YOUR OBJECTIVE: Pictures aside, quote the whole listing exactly.

■ ■ ■

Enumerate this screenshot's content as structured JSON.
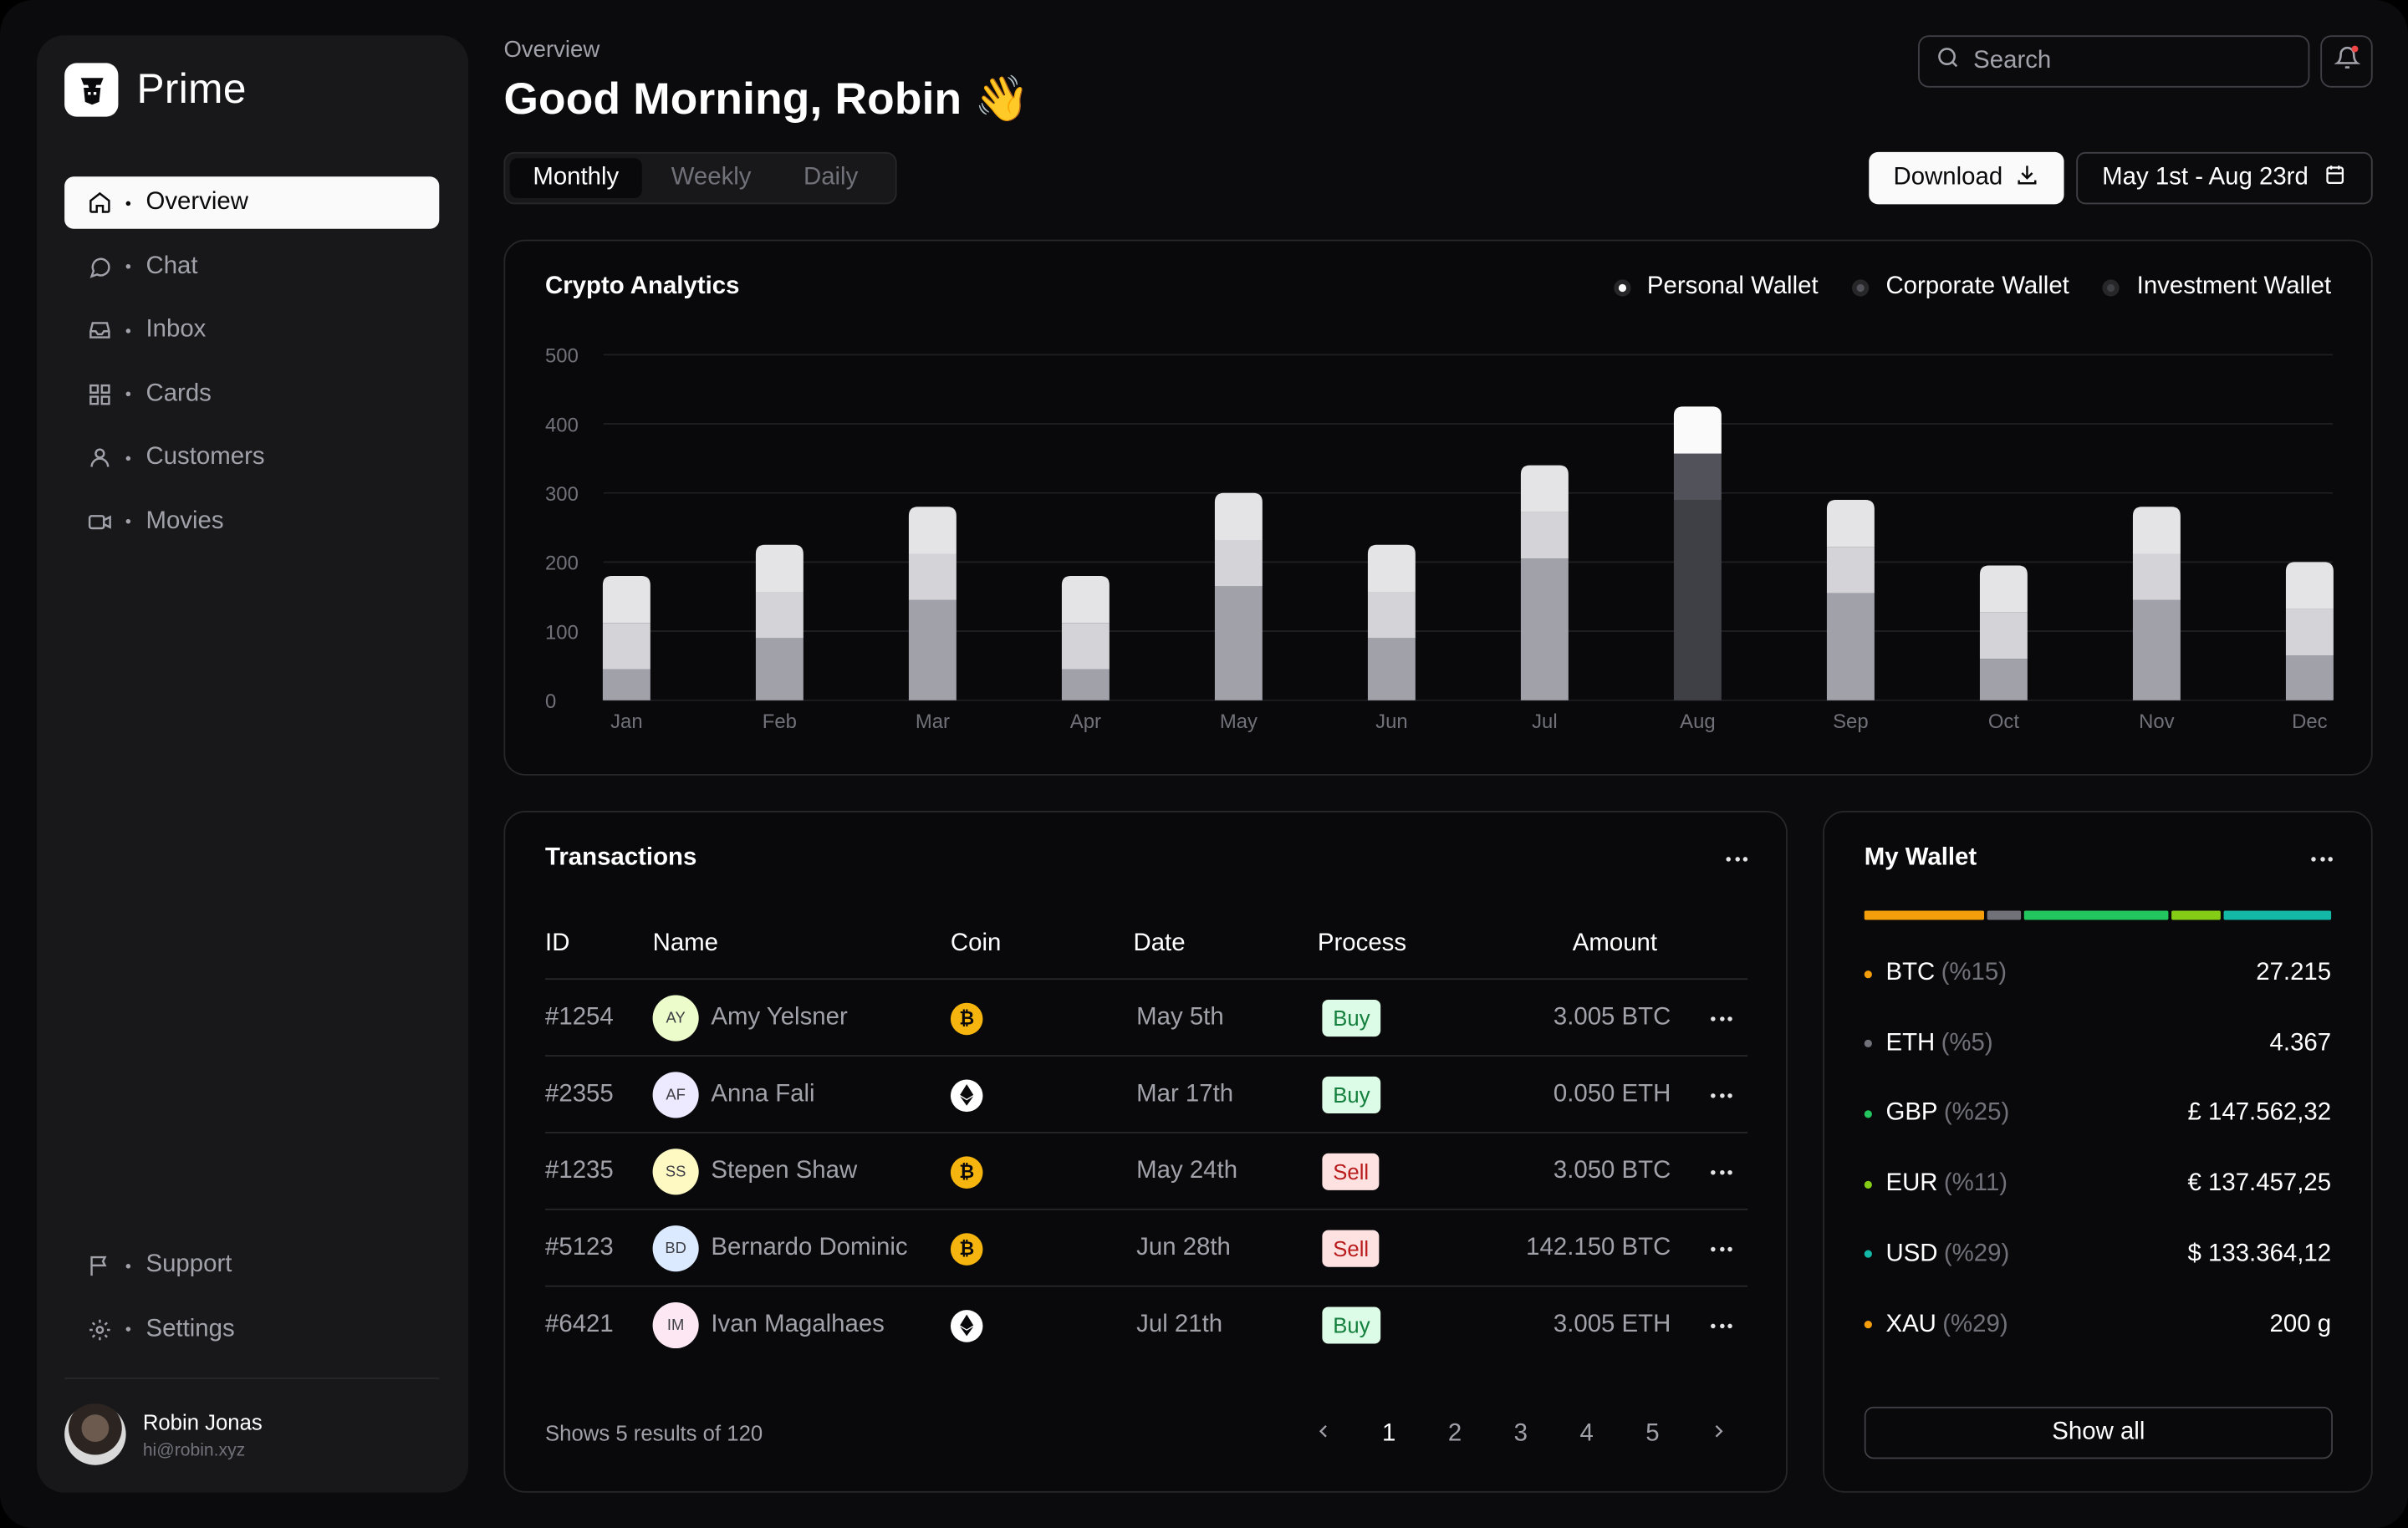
{
  "app": {
    "name": "Prime"
  },
  "sidebar": {
    "items": [
      {
        "label": "Overview",
        "icon": "home-icon"
      },
      {
        "label": "Chat",
        "icon": "chat-icon"
      },
      {
        "label": "Inbox",
        "icon": "inbox-icon"
      },
      {
        "label": "Cards",
        "icon": "grid-icon"
      },
      {
        "label": "Customers",
        "icon": "user-icon"
      },
      {
        "label": "Movies",
        "icon": "video-icon"
      }
    ],
    "bottom_items": [
      {
        "label": "Support",
        "icon": "flag-icon"
      },
      {
        "label": "Settings",
        "icon": "gear-icon"
      }
    ],
    "user": {
      "name": "Robin Jonas",
      "email": "hi@robin.xyz"
    }
  },
  "header": {
    "breadcrumb": "Overview",
    "greeting": "Good Morning, Robin 👋",
    "tabs": [
      "Monthly",
      "Weekly",
      "Daily"
    ],
    "active_tab": "Monthly",
    "search_placeholder": "Search",
    "download_label": "Download",
    "date_range": "May 1st - Aug 23rd"
  },
  "chart_card": {
    "title": "Crypto Analytics",
    "legend": [
      {
        "label": "Personal Wallet",
        "color": "#ffffff"
      },
      {
        "label": "Corporate Wallet",
        "color": "#52525b"
      },
      {
        "label": "Investment Wallet",
        "color": "#3f3f46"
      }
    ]
  },
  "chart_data": {
    "type": "bar",
    "stacked": true,
    "categories": [
      "Jan",
      "Feb",
      "Mar",
      "Apr",
      "May",
      "Jun",
      "Jul",
      "Aug",
      "Sep",
      "Oct",
      "Nov",
      "Dec"
    ],
    "series": [
      {
        "name": "Investment Wallet",
        "values": [
          45,
          90,
          145,
          45,
          165,
          90,
          205,
          290,
          155,
          60,
          145,
          65
        ]
      },
      {
        "name": "Corporate Wallet",
        "values": [
          67,
          67,
          67,
          67,
          67,
          67,
          67,
          67,
          67,
          67,
          67,
          67
        ]
      },
      {
        "name": "Personal Wallet",
        "values": [
          68,
          68,
          68,
          68,
          68,
          68,
          68,
          68,
          68,
          68,
          68,
          68
        ]
      }
    ],
    "yticks": [
      0,
      100,
      200,
      300,
      400,
      500
    ],
    "ylim": [
      0,
      500
    ],
    "highlight": "Aug",
    "grid": true
  },
  "transactions": {
    "title": "Transactions",
    "columns": [
      "ID",
      "Name",
      "Coin",
      "Date",
      "Process",
      "Amount"
    ],
    "rows": [
      {
        "id": "#1254",
        "initials": "AY",
        "name": "Amy Yelsner",
        "coin": "BTC",
        "date": "May 5th",
        "process": "Buy",
        "amount": "3.005 BTC",
        "avatar_color": "#ecfccb"
      },
      {
        "id": "#2355",
        "initials": "AF",
        "name": "Anna Fali",
        "coin": "ETH",
        "date": "Mar 17th",
        "process": "Buy",
        "amount": "0.050 ETH",
        "avatar_color": "#ede9fe"
      },
      {
        "id": "#1235",
        "initials": "SS",
        "name": "Stepen Shaw",
        "coin": "BTC",
        "date": "May 24th",
        "process": "Sell",
        "amount": "3.050 BTC",
        "avatar_color": "#fef9c3"
      },
      {
        "id": "#5123",
        "initials": "BD",
        "name": "Bernardo Dominic",
        "coin": "BTC",
        "date": "Jun 28th",
        "process": "Sell",
        "amount": "142.150 BTC",
        "avatar_color": "#dbeafe"
      },
      {
        "id": "#6421",
        "initials": "IM",
        "name": "Ivan Magalhaes",
        "coin": "ETH",
        "date": "Jul 21th",
        "process": "Buy",
        "amount": "3.005 ETH",
        "avatar_color": "#fce7f3"
      }
    ],
    "summary": "Shows 5 results of 120",
    "pages": [
      "1",
      "2",
      "3",
      "4",
      "5"
    ],
    "current_page": "1"
  },
  "wallet": {
    "title": "My Wallet",
    "items": [
      {
        "code": "BTC",
        "pct": "(%15)",
        "value": "27.215",
        "color": "#f59e0b"
      },
      {
        "code": "ETH",
        "pct": "(%5)",
        "value": "4.367",
        "color": "#71717a"
      },
      {
        "code": "GBP",
        "pct": "(%25)",
        "value": "£ 147.562,32",
        "color": "#22c55e"
      },
      {
        "code": "EUR",
        "pct": "(%11)",
        "value": "€ 137.457,25",
        "color": "#84cc16"
      },
      {
        "code": "USD",
        "pct": "(%29)",
        "value": "$ 133.364,12",
        "color": "#14b8a6"
      },
      {
        "code": "XAU",
        "pct": "(%29)",
        "value": "200 g",
        "color": "#f59e0b"
      }
    ],
    "bar_shares": [
      29,
      8,
      35,
      12,
      26
    ],
    "show_all_label": "Show all"
  }
}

■ ■ ■

TASK RESULT:
Enumerate this screenshot's content as structured JSON.
{
  "app": {
    "name": "Prime"
  },
  "sidebar": {
    "items": [
      {
        "label": "Overview",
        "icon": "home-icon"
      },
      {
        "label": "Chat",
        "icon": "chat-icon"
      },
      {
        "label": "Inbox",
        "icon": "inbox-icon"
      },
      {
        "label": "Cards",
        "icon": "grid-icon"
      },
      {
        "label": "Customers",
        "icon": "user-icon"
      },
      {
        "label": "Movies",
        "icon": "video-icon"
      }
    ],
    "bottom_items": [
      {
        "label": "Support",
        "icon": "flag-icon"
      },
      {
        "label": "Settings",
        "icon": "gear-icon"
      }
    ],
    "user": {
      "name": "Robin Jonas",
      "email": "hi@robin.xyz"
    }
  },
  "header": {
    "breadcrumb": "Overview",
    "greeting": "Good Morning, Robin 👋",
    "tabs": [
      "Monthly",
      "Weekly",
      "Daily"
    ],
    "active_tab": "Monthly",
    "search_placeholder": "Search",
    "download_label": "Download",
    "date_range": "May 1st - Aug 23rd"
  },
  "chart_card": {
    "title": "Crypto Analytics",
    "legend": [
      {
        "label": "Personal Wallet",
        "color": "#ffffff"
      },
      {
        "label": "Corporate Wallet",
        "color": "#52525b"
      },
      {
        "label": "Investment Wallet",
        "color": "#3f3f46"
      }
    ]
  },
  "chart_data": {
    "type": "bar",
    "stacked": true,
    "categories": [
      "Jan",
      "Feb",
      "Mar",
      "Apr",
      "May",
      "Jun",
      "Jul",
      "Aug",
      "Sep",
      "Oct",
      "Nov",
      "Dec"
    ],
    "series": [
      {
        "name": "Investment Wallet",
        "values": [
          45,
          90,
          145,
          45,
          165,
          90,
          205,
          290,
          155,
          60,
          145,
          65
        ]
      },
      {
        "name": "Corporate Wallet",
        "values": [
          67,
          67,
          67,
          67,
          67,
          67,
          67,
          67,
          67,
          67,
          67,
          67
        ]
      },
      {
        "name": "Personal Wallet",
        "values": [
          68,
          68,
          68,
          68,
          68,
          68,
          68,
          68,
          68,
          68,
          68,
          68
        ]
      }
    ],
    "yticks": [
      0,
      100,
      200,
      300,
      400,
      500
    ],
    "ylim": [
      0,
      500
    ],
    "highlight": "Aug",
    "grid": true
  },
  "transactions": {
    "title": "Transactions",
    "columns": [
      "ID",
      "Name",
      "Coin",
      "Date",
      "Process",
      "Amount"
    ],
    "rows": [
      {
        "id": "#1254",
        "initials": "AY",
        "name": "Amy Yelsner",
        "coin": "BTC",
        "date": "May 5th",
        "process": "Buy",
        "amount": "3.005 BTC",
        "avatar_color": "#ecfccb"
      },
      {
        "id": "#2355",
        "initials": "AF",
        "name": "Anna Fali",
        "coin": "ETH",
        "date": "Mar 17th",
        "process": "Buy",
        "amount": "0.050 ETH",
        "avatar_color": "#ede9fe"
      },
      {
        "id": "#1235",
        "initials": "SS",
        "name": "Stepen Shaw",
        "coin": "BTC",
        "date": "May 24th",
        "process": "Sell",
        "amount": "3.050 BTC",
        "avatar_color": "#fef9c3"
      },
      {
        "id": "#5123",
        "initials": "BD",
        "name": "Bernardo Dominic",
        "coin": "BTC",
        "date": "Jun 28th",
        "process": "Sell",
        "amount": "142.150 BTC",
        "avatar_color": "#dbeafe"
      },
      {
        "id": "#6421",
        "initials": "IM",
        "name": "Ivan Magalhaes",
        "coin": "ETH",
        "date": "Jul 21th",
        "process": "Buy",
        "amount": "3.005 ETH",
        "avatar_color": "#fce7f3"
      }
    ],
    "summary": "Shows 5 results of 120",
    "pages": [
      "1",
      "2",
      "3",
      "4",
      "5"
    ],
    "current_page": "1"
  },
  "wallet": {
    "title": "My Wallet",
    "items": [
      {
        "code": "BTC",
        "pct": "(%15)",
        "value": "27.215",
        "color": "#f59e0b"
      },
      {
        "code": "ETH",
        "pct": "(%5)",
        "value": "4.367",
        "color": "#71717a"
      },
      {
        "code": "GBP",
        "pct": "(%25)",
        "value": "£ 147.562,32",
        "color": "#22c55e"
      },
      {
        "code": "EUR",
        "pct": "(%11)",
        "value": "€ 137.457,25",
        "color": "#84cc16"
      },
      {
        "code": "USD",
        "pct": "(%29)",
        "value": "$ 133.364,12",
        "color": "#14b8a6"
      },
      {
        "code": "XAU",
        "pct": "(%29)",
        "value": "200 g",
        "color": "#f59e0b"
      }
    ],
    "bar_shares": [
      29,
      8,
      35,
      12,
      26
    ],
    "show_all_label": "Show all"
  }
}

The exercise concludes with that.